>> START The input
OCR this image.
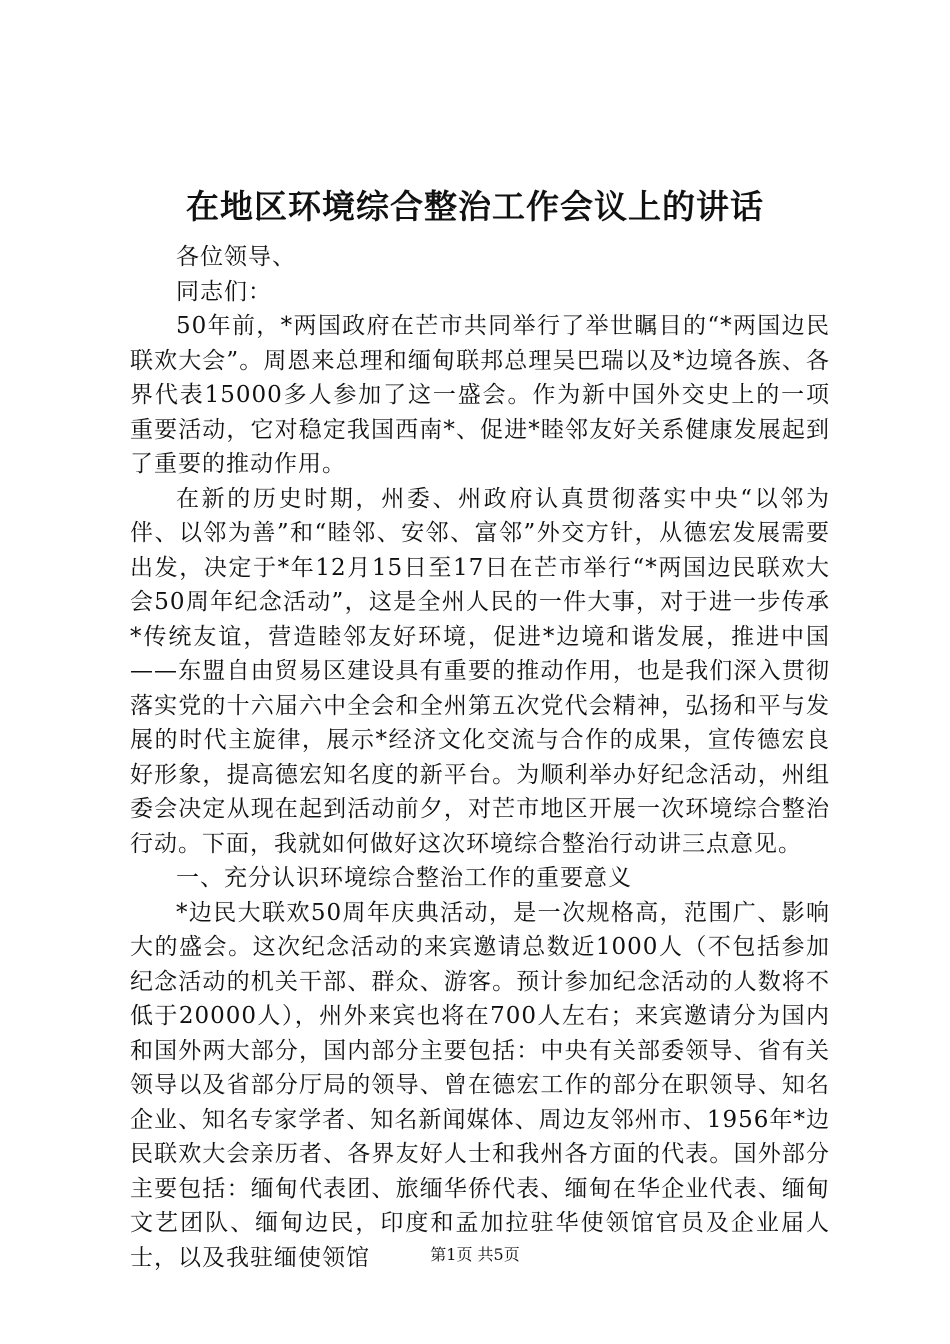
在地区环境综合整治工作会议上的讲话

各位领导、

同志们：

50年前，*两国政府在芒市共同举行了举世瞩目的“*两国边民联欢大会”。周恩来总理和缅甸联邦总理吴巴瑞以及*边境各族、各界代表15000多人参加了这一盛会。作为新中国外交史上的一项重要活动，它对稳定我国西南*、促进*睦邻友好关系健康发展起到了重要的推动作用。

在新的历史时期，州委、州政府认真贯彻落实中央“以邻为伴、以邻为善”和“睦邻、安邻、富邻”外交方针，从德宏发展需要出发，决定于*年12月15日至17日在芒市举行“*两国边民联欢大会50周年纪念活动”，这是全州人民的一件大事，对于进一步传承*传统友谊，营造睦邻友好环境，促进*边境和谐发展，推进中国——东盟自由贸易区建设具有重要的推动作用，也是我们深入贯彻落实党的十六届六中全会和全州第五次党代会精神，弘扬和平与发展的时代主旋律，展示*经济文化交流与合作的成果，宣传德宏良好形象，提高德宏知名度的新平台。为顺利举办好纪念活动，州组委会决定从现在起到活动前夕，对芒市地区开展一次环境综合整治行动。下面，我就如何做好这次环境综合整治行动讲三点意见。

一、充分认识环境综合整治工作的重要意义

*边民大联欢50周年庆典活动，是一次规格高，范围广、影响大的盛会。这次纪念活动的来宾邀请总数近1000人（不包括参加纪念活动的机关干部、群众、游客。预计参加纪念活动的人数将不低于20000人），州外来宾也将在700人左右；来宾邀请分为国内和国外两大部分，国内部分主要包括：中央有关部委领导、省有关领导以及省部分厅局的领导、曾在德宏工作的部分在职领导、知名企业、知名专家学者、知名新闻媒体、周边友邻州市、1956年*边民联欢大会亲历者、各界友好人士和我州各方面的代表。国外部分主要包括：缅甸代表团、旅缅华侨代表、缅甸在华企业代表、缅甸文艺团队、缅甸边民，印度和孟加拉驻华使领馆官员及企业届人士，以及我驻缅使领馆	第1页 共5页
>> END The input
Exercise prompt :: Return all of the entries word for word, but omit the pictures.

Correct result ::
OCR this image.
在地区环境综合整治工作会议上的讲话

各位领导、

同志们：

50年前，*两国政府在芒市共同举行了举世瞩目的“*两国边民联欢大会”。周恩来总理和缅甸联邦总理吴巴瑞以及*边境各族、各界代表15000多人参加了这一盛会。作为新中国外交史上的一项重要活动，它对稳定我国西南*、促进*睦邻友好关系健康发展起到了重要的推动作用。

在新的历史时期，州委、州政府认真贯彻落实中央“以邻为伴、以邻为善”和“睦邻、安邻、富邻”外交方针，从德宏发展需要出发，决定于*年12月15日至17日在芒市举行“*两国边民联欢大会50周年纪念活动”，这是全州人民的一件大事，对于进一步传承*传统友谊，营造睦邻友好环境，促进*边境和谐发展，推进中国——东盟自由贸易区建设具有重要的推动作用，也是我们深入贯彻落实党的十六届六中全会和全州第五次党代会精神，弘扬和平与发展的时代主旋律，展示*经济文化交流与合作的成果，宣传德宏良好形象，提高德宏知名度的新平台。为顺利举办好纪念活动，州组委会决定从现在起到活动前夕，对芒市地区开展一次环境综合整治行动。下面，我就如何做好这次环境综合整治行动讲三点意见。

一、充分认识环境综合整治工作的重要意义

*边民大联欢50周年庆典活动，是一次规格高，范围广、影响大的盛会。这次纪念活动的来宾邀请总数近1000人（不包括参加纪念活动的机关干部、群众、游客。预计参加纪念活动的人数将不低于20000人），州外来宾也将在700人左右；来宾邀请分为国内和国外两大部分，国内部分主要包括：中央有关部委领导、省有关领导以及省部分厅局的领导、曾在德宏工作的部分在职领导、知名企业、知名专家学者、知名新闻媒体、周边友邻州市、1956年*边民联欢大会亲历者、各界友好人士和我州各方面的代表。国外部分主要包括：缅甸代表团、旅缅华侨代表、缅甸在华企业代表、缅甸文艺团队、缅甸边民，印度和孟加拉驻华使领馆官员及企业届人士，以及我驻缅使领馆	第1页 共5页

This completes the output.